→ WHAT NEEDS TO BE DONE: Images within the entries are to be omitted; the remainder must be reproduced exactly.

→ RECORDED DATA:
# # # #

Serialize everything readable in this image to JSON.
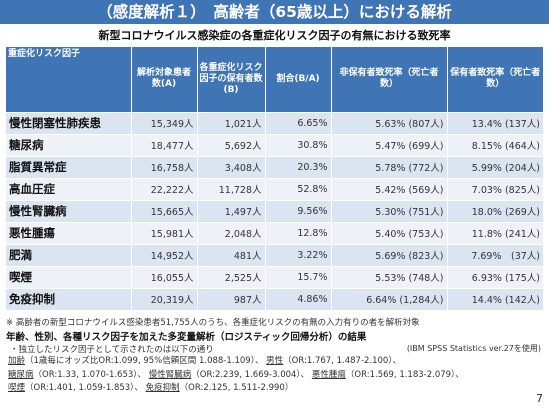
{
  "banner": {
    "title": "（感度解析１）　高齢者（65歳以上）における解析"
  },
  "subtitle": "新型コロナウイルス感染症の各重症化リスク因子の有無における致死率",
  "table": {
    "headers": [
      "重症化リスク因子",
      "解析対象患者数(A)",
      "各重症化リスク因子の保有者数(B)",
      "割合(B/A)",
      "非保有者致死率（死亡者数）",
      "保有者致死率（死亡者数）"
    ],
    "rows": [
      {
        "factor": "慢性閉塞性肺疾患",
        "patients": "15,349人",
        "holders": "1,021人",
        "ratio": "6.65%",
        "non_holder_rate": "5.63% (807人)",
        "holder_rate": "13.4% (137人)"
      },
      {
        "factor": "糖尿病",
        "patients": "18,477人",
        "holders": "5,692人",
        "ratio": "30.8%",
        "non_holder_rate": "5.47% (699人)",
        "holder_rate": "8.15% (464人)"
      },
      {
        "factor": "脂質異常症",
        "patients": "16,758人",
        "holders": "3,408人",
        "ratio": "20.3%",
        "non_holder_rate": "5.78% (772人)",
        "holder_rate": "5.99% (204人)"
      },
      {
        "factor": "高血圧症",
        "patients": "22,222人",
        "holders": "11,728人",
        "ratio": "52.8%",
        "non_holder_rate": "5.42% (569人)",
        "holder_rate": "7.03% (825人)"
      },
      {
        "factor": "慢性腎臓病",
        "patients": "15,665人",
        "holders": "1,497人",
        "ratio": "9.56%",
        "non_holder_rate": "5.30% (751人)",
        "holder_rate": "18.0% (269人)"
      },
      {
        "factor": "悪性腫瘍",
        "patients": "15,981人",
        "holders": "2,048人",
        "ratio": "12.8%",
        "non_holder_rate": "5.40% (753人)",
        "holder_rate": "11.8% (241人)"
      },
      {
        "factor": "肥満",
        "patients": "14,952人",
        "holders": "481人",
        "ratio": "3.22%",
        "non_holder_rate": "5.69% (823人)",
        "holder_rate": "7.69%　(37人)"
      },
      {
        "factor": "喫煙",
        "patients": "16,055人",
        "holders": "2,525人",
        "ratio": "15.7%",
        "non_holder_rate": "5.53% (748人)",
        "holder_rate": "6.93% (175人)"
      },
      {
        "factor": "免疫抑制",
        "patients": "20,319人",
        "holders": "987人",
        "ratio": "4.86%",
        "non_holder_rate": "6.64% (1,284人)",
        "holder_rate": "14.4% (142人)"
      }
    ]
  },
  "note": "※ 高齢者の新型コロナウイルス感染患者51,755人のうち、各重症化リスクの有無の入力有りの者を解析対象",
  "heading2": "年齢、性別、各種リスク因子を加えた多変量解析（ロジスティック回帰分析）の結果",
  "bullet": "・独立したリスク因子として示されたのは以下の通り",
  "method": "(IBM SPSS Statistics ver.27を使用)",
  "factors": [
    {
      "name": "加齢",
      "stat": "（1歳毎にオッズ比OR:1.099, 95%信頼区間 1.088-1.109）、"
    },
    {
      "name": "男性",
      "stat": "（OR:1.767, 1.487-2.100）、"
    },
    {
      "name": "糖尿病",
      "stat": "（OR:1.33, 1.070-1.653）、"
    },
    {
      "name": "慢性腎臓病",
      "stat": "（OR:2.239, 1.669-3.004）、"
    },
    {
      "name": "悪性腫瘍",
      "stat": "（OR:1.569, 1.183-2.079）、"
    },
    {
      "name": "喫煙",
      "stat": "（OR:1.401, 1.059-1.853）、"
    },
    {
      "name": "免疫抑制",
      "stat": "（OR:2.125, 1.511-2.990）"
    }
  ],
  "page_number": "7"
}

# # # #

→ YOUR RESPONSE:
Serialize everything readable in this image to JSON.
{
  "banner": {
    "title": "（感度解析１）　高齢者（65歳以上）における解析"
  },
  "subtitle": "新型コロナウイルス感染症の各重症化リスク因子の有無における致死率",
  "table": {
    "headers": [
      "重症化リスク因子",
      "解析対象患者数(A)",
      "各重症化リスク因子の保有者数(B)",
      "割合(B/A)",
      "非保有者致死率（死亡者数）",
      "保有者致死率（死亡者数）"
    ],
    "rows": [
      {
        "factor": "慢性閉塞性肺疾患",
        "patients": "15,349人",
        "holders": "1,021人",
        "ratio": "6.65%",
        "non_holder_rate": "5.63% (807人)",
        "holder_rate": "13.4% (137人)"
      },
      {
        "factor": "糖尿病",
        "patients": "18,477人",
        "holders": "5,692人",
        "ratio": "30.8%",
        "non_holder_rate": "5.47% (699人)",
        "holder_rate": "8.15% (464人)"
      },
      {
        "factor": "脂質異常症",
        "patients": "16,758人",
        "holders": "3,408人",
        "ratio": "20.3%",
        "non_holder_rate": "5.78% (772人)",
        "holder_rate": "5.99% (204人)"
      },
      {
        "factor": "高血圧症",
        "patients": "22,222人",
        "holders": "11,728人",
        "ratio": "52.8%",
        "non_holder_rate": "5.42% (569人)",
        "holder_rate": "7.03% (825人)"
      },
      {
        "factor": "慢性腎臓病",
        "patients": "15,665人",
        "holders": "1,497人",
        "ratio": "9.56%",
        "non_holder_rate": "5.30% (751人)",
        "holder_rate": "18.0% (269人)"
      },
      {
        "factor": "悪性腫瘍",
        "patients": "15,981人",
        "holders": "2,048人",
        "ratio": "12.8%",
        "non_holder_rate": "5.40% (753人)",
        "holder_rate": "11.8% (241人)"
      },
      {
        "factor": "肥満",
        "patients": "14,952人",
        "holders": "481人",
        "ratio": "3.22%",
        "non_holder_rate": "5.69% (823人)",
        "holder_rate": "7.69%　(37人)"
      },
      {
        "factor": "喫煙",
        "patients": "16,055人",
        "holders": "2,525人",
        "ratio": "15.7%",
        "non_holder_rate": "5.53% (748人)",
        "holder_rate": "6.93% (175人)"
      },
      {
        "factor": "免疫抑制",
        "patients": "20,319人",
        "holders": "987人",
        "ratio": "4.86%",
        "non_holder_rate": "6.64% (1,284人)",
        "holder_rate": "14.4% (142人)"
      }
    ]
  },
  "note": "※ 高齢者の新型コロナウイルス感染患者51,755人のうち、各重症化リスクの有無の入力有りの者を解析対象",
  "heading2": "年齢、性別、各種リスク因子を加えた多変量解析（ロジスティック回帰分析）の結果",
  "bullet": "・独立したリスク因子として示されたのは以下の通り",
  "method": "(IBM SPSS Statistics ver.27を使用)",
  "factors": [
    {
      "name": "加齢",
      "stat": "（1歳毎にオッズ比OR:1.099, 95%信頼区間 1.088-1.109）、"
    },
    {
      "name": "男性",
      "stat": "（OR:1.767, 1.487-2.100）、"
    },
    {
      "name": "糖尿病",
      "stat": "（OR:1.33, 1.070-1.653）、"
    },
    {
      "name": "慢性腎臓病",
      "stat": "（OR:2.239, 1.669-3.004）、"
    },
    {
      "name": "悪性腫瘍",
      "stat": "（OR:1.569, 1.183-2.079）、"
    },
    {
      "name": "喫煙",
      "stat": "（OR:1.401, 1.059-1.853）、"
    },
    {
      "name": "免疫抑制",
      "stat": "（OR:2.125, 1.511-2.990）"
    }
  ],
  "page_number": "7"
}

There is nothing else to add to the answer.